-------- Task data --------
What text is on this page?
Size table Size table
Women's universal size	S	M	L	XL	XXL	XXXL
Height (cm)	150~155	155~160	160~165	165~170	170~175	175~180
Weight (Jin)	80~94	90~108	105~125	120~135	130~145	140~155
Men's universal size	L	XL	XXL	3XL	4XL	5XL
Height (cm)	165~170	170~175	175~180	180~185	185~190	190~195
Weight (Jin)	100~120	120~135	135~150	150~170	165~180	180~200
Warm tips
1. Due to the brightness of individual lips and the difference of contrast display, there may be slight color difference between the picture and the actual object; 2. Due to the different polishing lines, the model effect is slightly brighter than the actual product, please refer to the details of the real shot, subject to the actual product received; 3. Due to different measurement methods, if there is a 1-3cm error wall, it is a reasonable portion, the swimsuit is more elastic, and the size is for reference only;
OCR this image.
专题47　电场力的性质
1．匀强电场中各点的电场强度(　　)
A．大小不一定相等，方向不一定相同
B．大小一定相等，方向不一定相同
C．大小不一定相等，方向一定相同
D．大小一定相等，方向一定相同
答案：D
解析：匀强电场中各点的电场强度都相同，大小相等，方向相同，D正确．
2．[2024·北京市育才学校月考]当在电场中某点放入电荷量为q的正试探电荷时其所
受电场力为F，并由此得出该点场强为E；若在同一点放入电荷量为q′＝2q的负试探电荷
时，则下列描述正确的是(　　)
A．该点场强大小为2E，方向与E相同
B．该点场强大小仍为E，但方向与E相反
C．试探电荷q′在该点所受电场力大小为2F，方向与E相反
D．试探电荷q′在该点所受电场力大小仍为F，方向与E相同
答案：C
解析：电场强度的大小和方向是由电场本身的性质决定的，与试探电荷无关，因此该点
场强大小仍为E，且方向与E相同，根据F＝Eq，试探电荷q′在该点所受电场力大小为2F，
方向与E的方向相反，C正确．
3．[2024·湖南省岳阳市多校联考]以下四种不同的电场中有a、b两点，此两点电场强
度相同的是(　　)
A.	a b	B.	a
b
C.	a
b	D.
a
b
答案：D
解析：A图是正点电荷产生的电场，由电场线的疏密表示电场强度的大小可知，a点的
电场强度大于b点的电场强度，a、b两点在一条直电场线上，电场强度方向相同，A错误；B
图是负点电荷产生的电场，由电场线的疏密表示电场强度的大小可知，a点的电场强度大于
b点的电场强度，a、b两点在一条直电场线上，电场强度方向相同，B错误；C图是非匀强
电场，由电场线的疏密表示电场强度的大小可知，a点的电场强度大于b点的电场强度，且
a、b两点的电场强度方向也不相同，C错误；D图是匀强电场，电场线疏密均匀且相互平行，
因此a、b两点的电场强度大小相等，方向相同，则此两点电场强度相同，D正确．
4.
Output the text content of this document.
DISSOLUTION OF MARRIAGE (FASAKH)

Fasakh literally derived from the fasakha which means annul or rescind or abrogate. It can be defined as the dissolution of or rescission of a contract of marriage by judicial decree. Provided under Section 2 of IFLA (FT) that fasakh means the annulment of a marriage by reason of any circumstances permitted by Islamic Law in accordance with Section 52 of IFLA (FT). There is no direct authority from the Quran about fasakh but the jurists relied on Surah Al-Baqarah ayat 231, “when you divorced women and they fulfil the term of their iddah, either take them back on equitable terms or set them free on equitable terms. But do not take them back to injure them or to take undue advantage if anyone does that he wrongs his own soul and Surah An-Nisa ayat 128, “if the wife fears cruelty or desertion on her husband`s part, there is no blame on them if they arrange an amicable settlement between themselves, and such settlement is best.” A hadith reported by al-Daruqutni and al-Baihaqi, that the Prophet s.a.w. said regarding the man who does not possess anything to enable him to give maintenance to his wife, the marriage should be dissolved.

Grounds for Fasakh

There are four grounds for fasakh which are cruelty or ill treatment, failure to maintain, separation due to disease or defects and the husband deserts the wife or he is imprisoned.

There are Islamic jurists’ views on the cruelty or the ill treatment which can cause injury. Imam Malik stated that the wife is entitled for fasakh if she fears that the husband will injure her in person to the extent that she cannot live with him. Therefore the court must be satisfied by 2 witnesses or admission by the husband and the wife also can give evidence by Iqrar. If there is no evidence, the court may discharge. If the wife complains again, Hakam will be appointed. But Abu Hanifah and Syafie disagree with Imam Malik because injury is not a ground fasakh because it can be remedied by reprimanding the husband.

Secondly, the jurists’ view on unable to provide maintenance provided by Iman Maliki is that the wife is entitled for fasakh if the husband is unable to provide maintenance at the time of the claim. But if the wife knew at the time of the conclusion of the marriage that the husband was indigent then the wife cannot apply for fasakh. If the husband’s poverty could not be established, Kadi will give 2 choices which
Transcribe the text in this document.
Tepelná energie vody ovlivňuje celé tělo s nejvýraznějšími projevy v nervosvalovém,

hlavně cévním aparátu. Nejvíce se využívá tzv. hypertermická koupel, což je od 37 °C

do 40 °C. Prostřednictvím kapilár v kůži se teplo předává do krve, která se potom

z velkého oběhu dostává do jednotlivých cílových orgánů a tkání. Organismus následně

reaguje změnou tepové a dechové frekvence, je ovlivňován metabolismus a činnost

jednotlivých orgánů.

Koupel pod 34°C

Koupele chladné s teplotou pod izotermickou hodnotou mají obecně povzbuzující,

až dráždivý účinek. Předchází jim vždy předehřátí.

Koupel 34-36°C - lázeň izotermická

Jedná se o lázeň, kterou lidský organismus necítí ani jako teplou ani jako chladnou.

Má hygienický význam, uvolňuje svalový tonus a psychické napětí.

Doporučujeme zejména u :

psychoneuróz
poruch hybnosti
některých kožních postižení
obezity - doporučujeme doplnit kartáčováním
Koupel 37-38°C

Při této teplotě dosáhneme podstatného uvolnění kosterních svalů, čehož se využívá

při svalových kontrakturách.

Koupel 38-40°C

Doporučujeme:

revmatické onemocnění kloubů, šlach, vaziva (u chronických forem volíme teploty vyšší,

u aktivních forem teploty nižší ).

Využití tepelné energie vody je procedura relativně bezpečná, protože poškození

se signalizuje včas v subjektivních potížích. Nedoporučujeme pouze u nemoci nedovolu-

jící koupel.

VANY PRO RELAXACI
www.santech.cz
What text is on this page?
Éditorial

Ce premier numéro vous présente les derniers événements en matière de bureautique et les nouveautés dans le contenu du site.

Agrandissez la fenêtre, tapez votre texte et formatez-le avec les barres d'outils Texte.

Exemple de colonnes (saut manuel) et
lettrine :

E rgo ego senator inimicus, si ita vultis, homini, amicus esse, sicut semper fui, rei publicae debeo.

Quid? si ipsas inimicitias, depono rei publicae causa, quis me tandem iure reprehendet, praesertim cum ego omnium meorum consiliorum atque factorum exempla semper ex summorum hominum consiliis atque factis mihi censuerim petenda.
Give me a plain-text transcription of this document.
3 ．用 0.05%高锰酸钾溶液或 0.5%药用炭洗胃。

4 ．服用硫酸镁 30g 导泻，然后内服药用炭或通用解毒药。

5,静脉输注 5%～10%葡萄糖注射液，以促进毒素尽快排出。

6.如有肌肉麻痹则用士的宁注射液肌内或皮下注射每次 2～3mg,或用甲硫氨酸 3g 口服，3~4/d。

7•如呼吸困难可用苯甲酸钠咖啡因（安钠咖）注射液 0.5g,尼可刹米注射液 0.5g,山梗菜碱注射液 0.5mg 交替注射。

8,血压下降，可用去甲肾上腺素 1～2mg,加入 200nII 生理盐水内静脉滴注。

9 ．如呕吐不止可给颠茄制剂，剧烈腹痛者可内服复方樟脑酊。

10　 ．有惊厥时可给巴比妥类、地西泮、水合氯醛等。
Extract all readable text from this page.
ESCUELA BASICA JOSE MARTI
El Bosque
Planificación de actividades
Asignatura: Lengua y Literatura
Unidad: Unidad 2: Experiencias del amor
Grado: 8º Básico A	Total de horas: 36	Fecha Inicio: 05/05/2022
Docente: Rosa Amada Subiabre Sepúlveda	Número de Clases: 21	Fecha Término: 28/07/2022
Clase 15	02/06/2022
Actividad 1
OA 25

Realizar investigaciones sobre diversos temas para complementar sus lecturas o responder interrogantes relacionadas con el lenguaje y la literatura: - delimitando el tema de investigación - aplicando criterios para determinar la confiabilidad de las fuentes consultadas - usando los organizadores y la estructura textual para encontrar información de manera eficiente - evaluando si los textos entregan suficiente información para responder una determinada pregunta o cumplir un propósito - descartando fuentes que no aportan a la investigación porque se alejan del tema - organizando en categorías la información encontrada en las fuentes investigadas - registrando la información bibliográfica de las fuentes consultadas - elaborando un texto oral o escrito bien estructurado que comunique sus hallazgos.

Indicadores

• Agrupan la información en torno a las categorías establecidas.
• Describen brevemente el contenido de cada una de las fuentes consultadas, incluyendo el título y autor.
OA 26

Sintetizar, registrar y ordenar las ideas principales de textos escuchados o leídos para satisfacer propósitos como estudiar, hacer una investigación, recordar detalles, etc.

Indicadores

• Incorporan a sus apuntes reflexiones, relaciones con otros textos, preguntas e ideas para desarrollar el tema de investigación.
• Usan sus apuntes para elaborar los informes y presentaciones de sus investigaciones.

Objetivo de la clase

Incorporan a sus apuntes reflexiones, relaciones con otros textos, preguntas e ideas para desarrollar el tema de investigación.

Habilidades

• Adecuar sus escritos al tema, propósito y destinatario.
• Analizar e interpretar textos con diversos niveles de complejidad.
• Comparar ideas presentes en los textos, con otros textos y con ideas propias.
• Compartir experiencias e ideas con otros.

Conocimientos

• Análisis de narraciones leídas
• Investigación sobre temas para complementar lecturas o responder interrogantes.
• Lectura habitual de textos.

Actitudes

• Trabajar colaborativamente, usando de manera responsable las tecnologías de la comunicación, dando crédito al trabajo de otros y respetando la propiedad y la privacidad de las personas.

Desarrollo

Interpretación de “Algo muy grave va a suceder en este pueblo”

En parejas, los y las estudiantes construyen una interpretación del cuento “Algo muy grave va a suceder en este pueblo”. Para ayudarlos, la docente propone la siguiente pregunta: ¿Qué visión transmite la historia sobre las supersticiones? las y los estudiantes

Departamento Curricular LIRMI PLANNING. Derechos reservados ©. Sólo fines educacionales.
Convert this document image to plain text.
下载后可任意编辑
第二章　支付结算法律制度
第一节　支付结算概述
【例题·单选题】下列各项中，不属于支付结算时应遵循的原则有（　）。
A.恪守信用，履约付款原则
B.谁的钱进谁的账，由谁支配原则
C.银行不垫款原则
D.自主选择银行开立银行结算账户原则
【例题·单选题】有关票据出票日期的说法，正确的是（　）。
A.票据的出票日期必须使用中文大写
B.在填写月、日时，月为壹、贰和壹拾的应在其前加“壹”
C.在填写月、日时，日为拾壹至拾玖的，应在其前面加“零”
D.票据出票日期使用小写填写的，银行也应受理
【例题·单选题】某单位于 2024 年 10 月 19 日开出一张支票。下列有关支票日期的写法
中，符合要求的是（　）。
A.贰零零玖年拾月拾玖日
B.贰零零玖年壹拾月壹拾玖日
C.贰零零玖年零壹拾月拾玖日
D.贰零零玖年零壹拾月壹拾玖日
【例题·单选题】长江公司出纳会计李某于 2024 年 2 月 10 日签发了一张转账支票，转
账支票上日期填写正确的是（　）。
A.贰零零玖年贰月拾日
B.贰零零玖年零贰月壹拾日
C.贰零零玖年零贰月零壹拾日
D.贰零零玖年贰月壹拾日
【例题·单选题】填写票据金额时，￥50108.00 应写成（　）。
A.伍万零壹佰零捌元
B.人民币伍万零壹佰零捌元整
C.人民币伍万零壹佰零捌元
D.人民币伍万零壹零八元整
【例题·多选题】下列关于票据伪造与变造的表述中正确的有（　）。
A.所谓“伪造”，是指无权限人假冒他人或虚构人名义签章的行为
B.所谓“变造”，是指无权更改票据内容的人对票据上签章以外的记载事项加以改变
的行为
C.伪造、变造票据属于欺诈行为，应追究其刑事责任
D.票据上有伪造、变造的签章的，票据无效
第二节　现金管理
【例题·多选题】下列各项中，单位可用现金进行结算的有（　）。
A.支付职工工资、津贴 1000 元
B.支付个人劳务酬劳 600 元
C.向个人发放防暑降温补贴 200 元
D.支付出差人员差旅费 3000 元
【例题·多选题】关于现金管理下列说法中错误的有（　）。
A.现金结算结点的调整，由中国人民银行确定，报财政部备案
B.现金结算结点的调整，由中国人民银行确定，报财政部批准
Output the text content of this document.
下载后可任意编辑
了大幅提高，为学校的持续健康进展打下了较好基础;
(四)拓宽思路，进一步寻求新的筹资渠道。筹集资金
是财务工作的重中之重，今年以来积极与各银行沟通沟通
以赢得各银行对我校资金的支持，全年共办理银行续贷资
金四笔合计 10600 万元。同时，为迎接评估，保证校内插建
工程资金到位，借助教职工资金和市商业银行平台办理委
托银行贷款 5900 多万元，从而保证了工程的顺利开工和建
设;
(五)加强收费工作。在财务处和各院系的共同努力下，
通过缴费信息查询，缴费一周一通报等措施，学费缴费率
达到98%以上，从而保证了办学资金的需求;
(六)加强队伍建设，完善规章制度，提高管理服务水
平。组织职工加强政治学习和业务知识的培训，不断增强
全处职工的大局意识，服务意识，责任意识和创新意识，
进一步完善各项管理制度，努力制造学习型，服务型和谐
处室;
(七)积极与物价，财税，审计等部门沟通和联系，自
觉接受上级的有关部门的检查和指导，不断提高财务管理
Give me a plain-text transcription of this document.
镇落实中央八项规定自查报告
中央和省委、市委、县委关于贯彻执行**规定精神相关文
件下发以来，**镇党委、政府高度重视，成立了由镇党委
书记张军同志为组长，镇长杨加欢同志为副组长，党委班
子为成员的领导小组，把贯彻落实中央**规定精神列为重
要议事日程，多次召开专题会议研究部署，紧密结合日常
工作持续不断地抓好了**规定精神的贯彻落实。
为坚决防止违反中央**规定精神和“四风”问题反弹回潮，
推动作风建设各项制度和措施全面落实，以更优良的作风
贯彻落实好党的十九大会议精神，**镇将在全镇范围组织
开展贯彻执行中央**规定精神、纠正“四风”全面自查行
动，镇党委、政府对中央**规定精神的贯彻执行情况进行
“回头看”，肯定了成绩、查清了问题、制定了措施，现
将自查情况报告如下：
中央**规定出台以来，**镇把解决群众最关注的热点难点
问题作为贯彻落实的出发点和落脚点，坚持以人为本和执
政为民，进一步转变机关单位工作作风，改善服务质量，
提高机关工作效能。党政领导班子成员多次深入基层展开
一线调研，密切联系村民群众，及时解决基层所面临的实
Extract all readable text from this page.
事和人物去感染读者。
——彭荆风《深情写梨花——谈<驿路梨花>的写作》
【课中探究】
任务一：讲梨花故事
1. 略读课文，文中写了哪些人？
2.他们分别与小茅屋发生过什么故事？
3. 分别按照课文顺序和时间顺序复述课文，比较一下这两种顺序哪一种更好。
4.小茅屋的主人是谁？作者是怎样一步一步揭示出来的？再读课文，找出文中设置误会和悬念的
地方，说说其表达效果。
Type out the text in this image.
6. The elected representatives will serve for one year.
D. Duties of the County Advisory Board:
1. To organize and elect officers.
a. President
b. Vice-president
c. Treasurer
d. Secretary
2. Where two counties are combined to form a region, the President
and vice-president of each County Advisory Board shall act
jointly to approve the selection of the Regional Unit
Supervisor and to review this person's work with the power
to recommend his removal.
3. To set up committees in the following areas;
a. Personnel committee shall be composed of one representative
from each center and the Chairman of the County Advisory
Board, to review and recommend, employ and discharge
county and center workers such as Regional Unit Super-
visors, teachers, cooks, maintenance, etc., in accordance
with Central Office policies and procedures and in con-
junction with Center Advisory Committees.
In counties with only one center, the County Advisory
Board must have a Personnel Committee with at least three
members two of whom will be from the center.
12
--------
= Exercise aim =
Find every line that has "shall" in it, then return those lines.

= Answer to this task =
and vice-president of each County Advisory Board shall act
a. Personnel committee shall be composed of one representative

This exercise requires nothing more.